--- start Source records ---

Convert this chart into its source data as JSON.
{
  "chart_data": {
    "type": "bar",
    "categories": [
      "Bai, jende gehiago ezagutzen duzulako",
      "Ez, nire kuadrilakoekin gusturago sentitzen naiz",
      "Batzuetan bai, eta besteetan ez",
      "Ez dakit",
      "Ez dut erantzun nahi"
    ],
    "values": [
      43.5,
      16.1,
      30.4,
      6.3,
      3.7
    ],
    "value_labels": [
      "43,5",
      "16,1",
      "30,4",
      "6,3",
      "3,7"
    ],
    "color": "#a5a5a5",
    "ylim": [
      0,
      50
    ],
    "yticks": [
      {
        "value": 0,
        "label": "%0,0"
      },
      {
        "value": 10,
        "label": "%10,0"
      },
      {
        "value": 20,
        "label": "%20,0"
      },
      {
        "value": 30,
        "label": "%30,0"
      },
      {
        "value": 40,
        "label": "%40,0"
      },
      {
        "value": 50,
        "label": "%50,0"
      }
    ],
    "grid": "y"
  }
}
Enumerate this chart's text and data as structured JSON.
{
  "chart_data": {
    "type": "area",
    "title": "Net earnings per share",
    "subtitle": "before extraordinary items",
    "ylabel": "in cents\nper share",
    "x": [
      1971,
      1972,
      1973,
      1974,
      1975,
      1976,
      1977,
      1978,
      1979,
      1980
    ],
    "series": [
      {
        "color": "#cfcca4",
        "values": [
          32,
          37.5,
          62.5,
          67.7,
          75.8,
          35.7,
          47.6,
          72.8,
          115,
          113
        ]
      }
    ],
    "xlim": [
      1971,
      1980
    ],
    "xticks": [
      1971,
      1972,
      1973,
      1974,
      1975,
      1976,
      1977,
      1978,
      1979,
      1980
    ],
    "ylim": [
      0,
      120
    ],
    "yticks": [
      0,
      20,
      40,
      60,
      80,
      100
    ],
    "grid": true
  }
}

--- end Source records ---

## Written request:
Each line of the material above needs to be quoted exactly, please.

## Reply:
Convert this chart into its source data as JSON.
{
  "chart_data": {
    "type": "bar",
    "categories": [
      "Bai, jende gehiago ezagutzen duzulako",
      "Ez, nire kuadrilakoekin gusturago sentitzen naiz",
      "Batzuetan bai, eta besteetan ez",
      "Ez dakit",
      "Ez dut erantzun nahi"
    ],
    "values": [
      43.5,
      16.1,
      30.4,
      6.3,
      3.7
    ],
    "value_labels": [
      "43,5",
      "16,1",
      "30,4",
      "6,3",
      "3,7"
    ],
    "color": "#a5a5a5",
    "ylim": [
      0,
      50
    ],
    "yticks": [
      {
        "value": 0,
        "label": "%0,0"
      },
      {
        "value": 10,
        "label": "%10,0"
      },
      {
        "value": 20,
        "label": "%20,0"
      },
      {
        "value": 30,
        "label": "%30,0"
      },
      {
        "value": 40,
        "label": "%40,0"
      },
      {
        "value": 50,
        "label": "%50,0"
      }
    ],
    "grid": "y"
  }
}
Enumerate this chart's text and data as structured JSON.
{
  "chart_data": {
    "type": "area",
    "title": "Net earnings per share",
    "subtitle": "before extraordinary items",
    "ylabel": "in cents\nper share",
    "x": [
      1971,
      1972,
      1973,
      1974,
      1975,
      1976,
      1977,
      1978,
      1979,
      1980
    ],
    "series": [
      {
        "color": "#cfcca4",
        "values": [
          32,
          37.5,
          62.5,
          67.7,
          75.8,
          35.7,
          47.6,
          72.8,
          115,
          113
        ]
      }
    ],
    "xlim": [
      1971,
      1980
    ],
    "xticks": [
      1971,
      1972,
      1973,
      1974,
      1975,
      1976,
      1977,
      1978,
      1979,
      1980
    ],
    "ylim": [
      0,
      120
    ],
    "yticks": [
      0,
      20,
      40,
      60,
      80,
      100
    ],
    "grid": true
  }
}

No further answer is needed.